EXERCISE AIM: Determine how many lines include "Helps". Give the number and nothing else.
─── RECORDED INFORMATION
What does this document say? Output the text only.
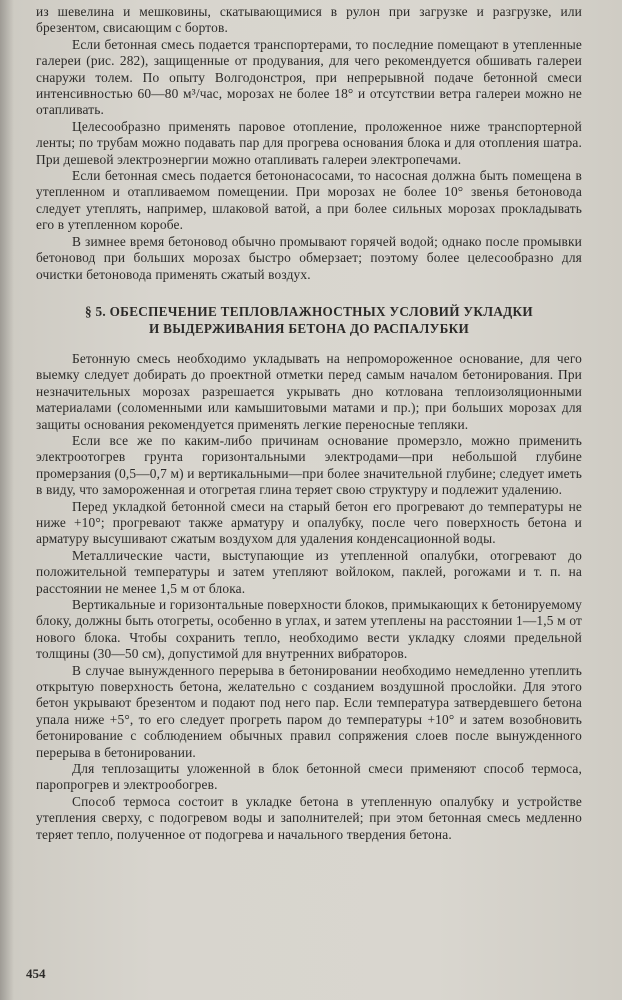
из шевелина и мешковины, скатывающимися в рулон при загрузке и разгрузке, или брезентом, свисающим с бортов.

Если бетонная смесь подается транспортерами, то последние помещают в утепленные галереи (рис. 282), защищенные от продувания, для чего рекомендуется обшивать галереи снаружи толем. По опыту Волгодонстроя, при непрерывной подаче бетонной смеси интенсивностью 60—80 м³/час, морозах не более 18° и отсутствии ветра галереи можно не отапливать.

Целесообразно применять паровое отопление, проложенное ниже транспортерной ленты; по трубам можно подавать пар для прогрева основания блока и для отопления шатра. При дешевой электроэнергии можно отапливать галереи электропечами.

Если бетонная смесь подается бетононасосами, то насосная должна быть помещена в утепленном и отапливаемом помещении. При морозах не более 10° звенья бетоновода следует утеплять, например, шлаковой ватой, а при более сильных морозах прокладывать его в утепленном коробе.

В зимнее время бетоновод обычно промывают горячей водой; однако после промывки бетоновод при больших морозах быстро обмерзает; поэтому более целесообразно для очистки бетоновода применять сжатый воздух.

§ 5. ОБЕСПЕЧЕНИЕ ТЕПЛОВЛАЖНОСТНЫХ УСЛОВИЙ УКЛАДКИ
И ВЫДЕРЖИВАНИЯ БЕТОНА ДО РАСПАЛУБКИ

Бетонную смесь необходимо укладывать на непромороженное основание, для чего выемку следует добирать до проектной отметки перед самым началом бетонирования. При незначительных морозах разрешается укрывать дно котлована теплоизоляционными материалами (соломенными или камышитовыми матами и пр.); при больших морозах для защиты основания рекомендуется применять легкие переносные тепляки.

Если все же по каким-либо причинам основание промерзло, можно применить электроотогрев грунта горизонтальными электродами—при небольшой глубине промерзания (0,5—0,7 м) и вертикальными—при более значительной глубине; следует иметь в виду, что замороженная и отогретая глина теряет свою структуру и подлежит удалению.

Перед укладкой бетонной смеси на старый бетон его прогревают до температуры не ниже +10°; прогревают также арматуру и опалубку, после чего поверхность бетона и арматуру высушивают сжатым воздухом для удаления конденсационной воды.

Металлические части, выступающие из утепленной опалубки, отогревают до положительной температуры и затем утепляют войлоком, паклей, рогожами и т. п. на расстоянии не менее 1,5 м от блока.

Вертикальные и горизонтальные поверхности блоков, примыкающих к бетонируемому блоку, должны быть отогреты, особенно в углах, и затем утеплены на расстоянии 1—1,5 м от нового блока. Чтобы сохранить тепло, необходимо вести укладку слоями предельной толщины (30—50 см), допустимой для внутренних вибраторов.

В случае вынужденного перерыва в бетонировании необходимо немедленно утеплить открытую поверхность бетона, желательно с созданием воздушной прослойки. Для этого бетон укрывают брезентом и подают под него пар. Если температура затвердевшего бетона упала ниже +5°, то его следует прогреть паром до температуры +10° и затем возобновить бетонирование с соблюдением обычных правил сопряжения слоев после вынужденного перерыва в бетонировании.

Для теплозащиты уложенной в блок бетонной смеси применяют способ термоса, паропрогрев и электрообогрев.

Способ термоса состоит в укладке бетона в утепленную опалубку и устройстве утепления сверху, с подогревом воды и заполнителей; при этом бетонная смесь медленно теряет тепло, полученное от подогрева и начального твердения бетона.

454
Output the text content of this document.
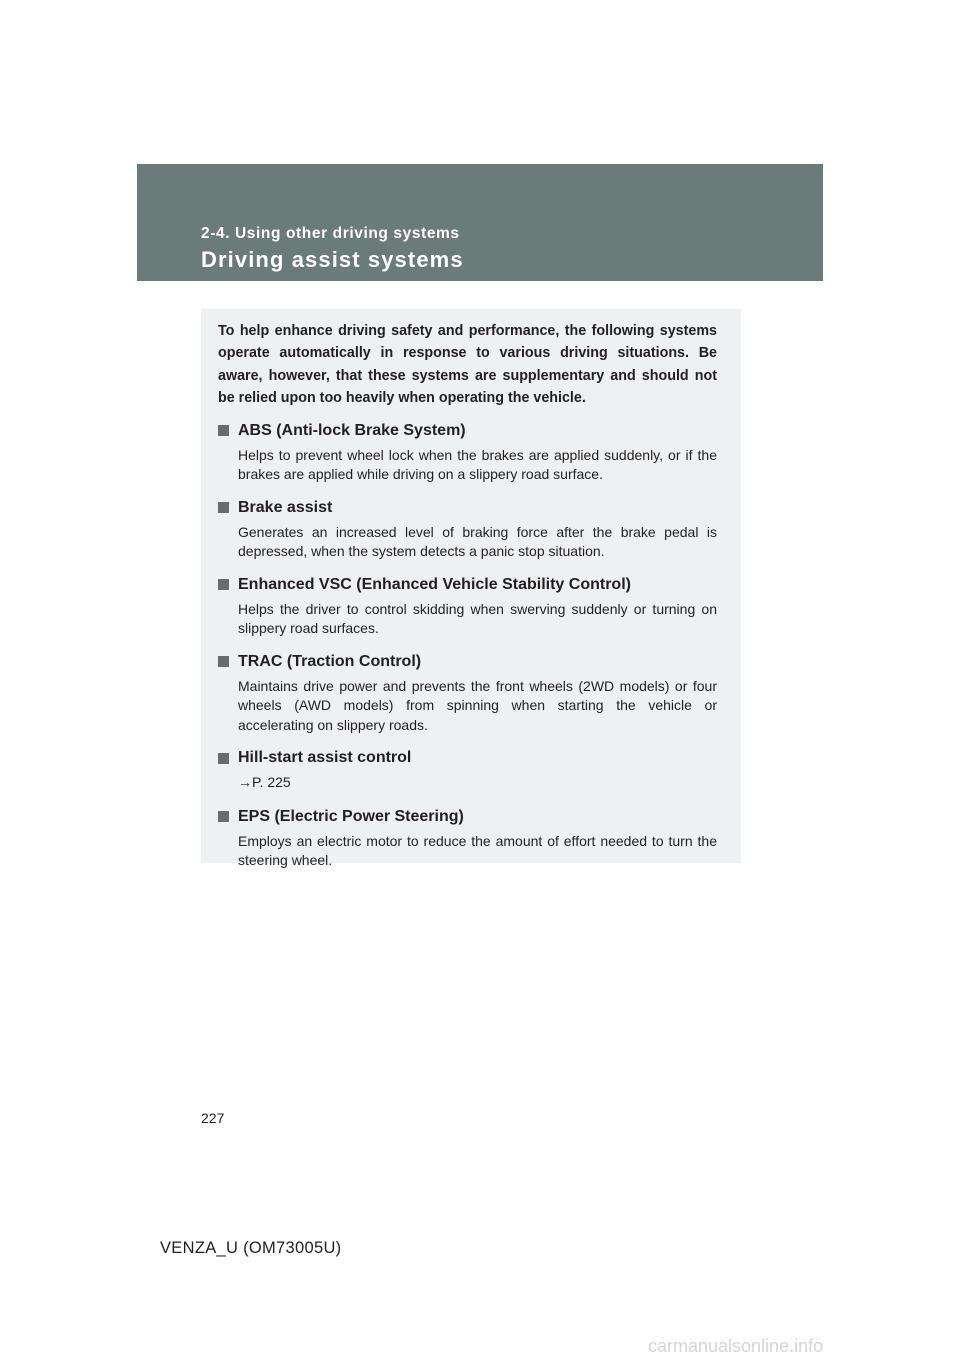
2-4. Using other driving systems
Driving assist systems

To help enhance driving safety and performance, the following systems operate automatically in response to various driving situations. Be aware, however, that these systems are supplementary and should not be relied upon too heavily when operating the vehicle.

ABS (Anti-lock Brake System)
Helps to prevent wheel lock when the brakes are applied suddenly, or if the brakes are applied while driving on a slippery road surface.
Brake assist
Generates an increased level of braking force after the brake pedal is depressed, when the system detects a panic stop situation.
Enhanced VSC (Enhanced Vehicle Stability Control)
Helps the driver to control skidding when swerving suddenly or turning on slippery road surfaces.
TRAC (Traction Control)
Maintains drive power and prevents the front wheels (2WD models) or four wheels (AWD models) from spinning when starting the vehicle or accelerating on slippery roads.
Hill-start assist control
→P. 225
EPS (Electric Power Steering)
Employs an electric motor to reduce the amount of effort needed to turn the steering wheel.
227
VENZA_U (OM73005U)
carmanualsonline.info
──────
EXERCISE RESULT: 2